- Given data:
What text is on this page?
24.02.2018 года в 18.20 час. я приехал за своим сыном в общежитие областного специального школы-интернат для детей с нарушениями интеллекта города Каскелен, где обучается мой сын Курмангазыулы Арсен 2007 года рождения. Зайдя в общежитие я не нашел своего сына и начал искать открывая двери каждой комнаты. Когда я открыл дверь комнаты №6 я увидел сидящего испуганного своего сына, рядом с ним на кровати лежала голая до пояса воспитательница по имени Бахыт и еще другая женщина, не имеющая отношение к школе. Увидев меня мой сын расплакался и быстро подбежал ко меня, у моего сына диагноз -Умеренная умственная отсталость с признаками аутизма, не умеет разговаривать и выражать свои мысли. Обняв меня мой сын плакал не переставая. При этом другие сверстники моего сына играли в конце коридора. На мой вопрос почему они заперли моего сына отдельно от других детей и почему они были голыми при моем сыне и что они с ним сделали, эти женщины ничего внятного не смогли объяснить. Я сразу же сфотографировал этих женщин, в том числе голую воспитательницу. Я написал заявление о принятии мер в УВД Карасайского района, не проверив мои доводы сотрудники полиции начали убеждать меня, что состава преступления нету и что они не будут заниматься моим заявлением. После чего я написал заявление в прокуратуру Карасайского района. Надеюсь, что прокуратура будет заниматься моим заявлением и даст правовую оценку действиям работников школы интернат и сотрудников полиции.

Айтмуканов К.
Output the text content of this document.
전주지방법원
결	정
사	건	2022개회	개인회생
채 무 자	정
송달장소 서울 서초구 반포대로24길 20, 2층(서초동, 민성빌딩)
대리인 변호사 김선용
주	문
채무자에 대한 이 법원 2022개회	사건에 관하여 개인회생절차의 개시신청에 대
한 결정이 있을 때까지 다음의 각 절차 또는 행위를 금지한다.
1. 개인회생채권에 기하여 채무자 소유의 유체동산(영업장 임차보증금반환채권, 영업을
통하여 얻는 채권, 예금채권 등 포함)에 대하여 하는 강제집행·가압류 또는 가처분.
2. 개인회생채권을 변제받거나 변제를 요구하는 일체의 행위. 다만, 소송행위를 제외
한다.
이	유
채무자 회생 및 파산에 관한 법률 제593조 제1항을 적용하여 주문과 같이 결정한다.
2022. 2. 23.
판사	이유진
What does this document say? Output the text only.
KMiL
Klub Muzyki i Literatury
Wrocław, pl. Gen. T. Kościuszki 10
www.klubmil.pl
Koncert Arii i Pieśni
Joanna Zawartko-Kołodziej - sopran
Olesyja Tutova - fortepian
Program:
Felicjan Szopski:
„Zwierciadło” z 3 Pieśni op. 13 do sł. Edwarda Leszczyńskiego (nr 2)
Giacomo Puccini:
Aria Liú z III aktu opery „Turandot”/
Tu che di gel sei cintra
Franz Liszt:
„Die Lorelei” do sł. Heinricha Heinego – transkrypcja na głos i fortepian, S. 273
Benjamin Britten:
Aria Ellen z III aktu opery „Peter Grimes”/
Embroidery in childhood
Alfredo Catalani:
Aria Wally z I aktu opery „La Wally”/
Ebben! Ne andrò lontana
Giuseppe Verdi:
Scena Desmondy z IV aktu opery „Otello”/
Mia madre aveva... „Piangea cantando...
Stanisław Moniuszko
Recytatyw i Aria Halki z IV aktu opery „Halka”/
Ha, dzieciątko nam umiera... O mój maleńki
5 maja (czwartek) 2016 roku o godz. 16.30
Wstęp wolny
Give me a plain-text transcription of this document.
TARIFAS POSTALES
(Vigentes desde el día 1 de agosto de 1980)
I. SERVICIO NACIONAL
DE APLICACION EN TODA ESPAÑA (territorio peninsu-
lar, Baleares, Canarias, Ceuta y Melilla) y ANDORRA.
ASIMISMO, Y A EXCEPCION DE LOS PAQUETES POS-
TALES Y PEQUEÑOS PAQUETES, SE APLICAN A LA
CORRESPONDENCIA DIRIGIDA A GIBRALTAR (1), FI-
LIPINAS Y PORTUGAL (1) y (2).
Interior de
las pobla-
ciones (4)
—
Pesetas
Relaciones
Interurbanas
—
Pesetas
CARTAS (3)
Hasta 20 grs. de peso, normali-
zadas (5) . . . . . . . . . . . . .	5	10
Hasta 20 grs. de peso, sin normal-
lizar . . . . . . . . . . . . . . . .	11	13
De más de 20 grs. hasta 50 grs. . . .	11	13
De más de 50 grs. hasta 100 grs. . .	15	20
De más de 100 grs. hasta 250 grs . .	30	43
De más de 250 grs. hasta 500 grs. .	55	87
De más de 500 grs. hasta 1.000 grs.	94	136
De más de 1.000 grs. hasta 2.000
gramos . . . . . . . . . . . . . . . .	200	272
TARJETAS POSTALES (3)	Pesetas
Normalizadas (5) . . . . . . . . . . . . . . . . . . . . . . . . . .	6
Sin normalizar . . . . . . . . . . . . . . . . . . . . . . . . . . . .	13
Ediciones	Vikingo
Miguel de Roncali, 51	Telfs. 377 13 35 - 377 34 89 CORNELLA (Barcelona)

- Problem:
Say, as a bare number, how many lines in the entries above include the string "this".

- Task response:
4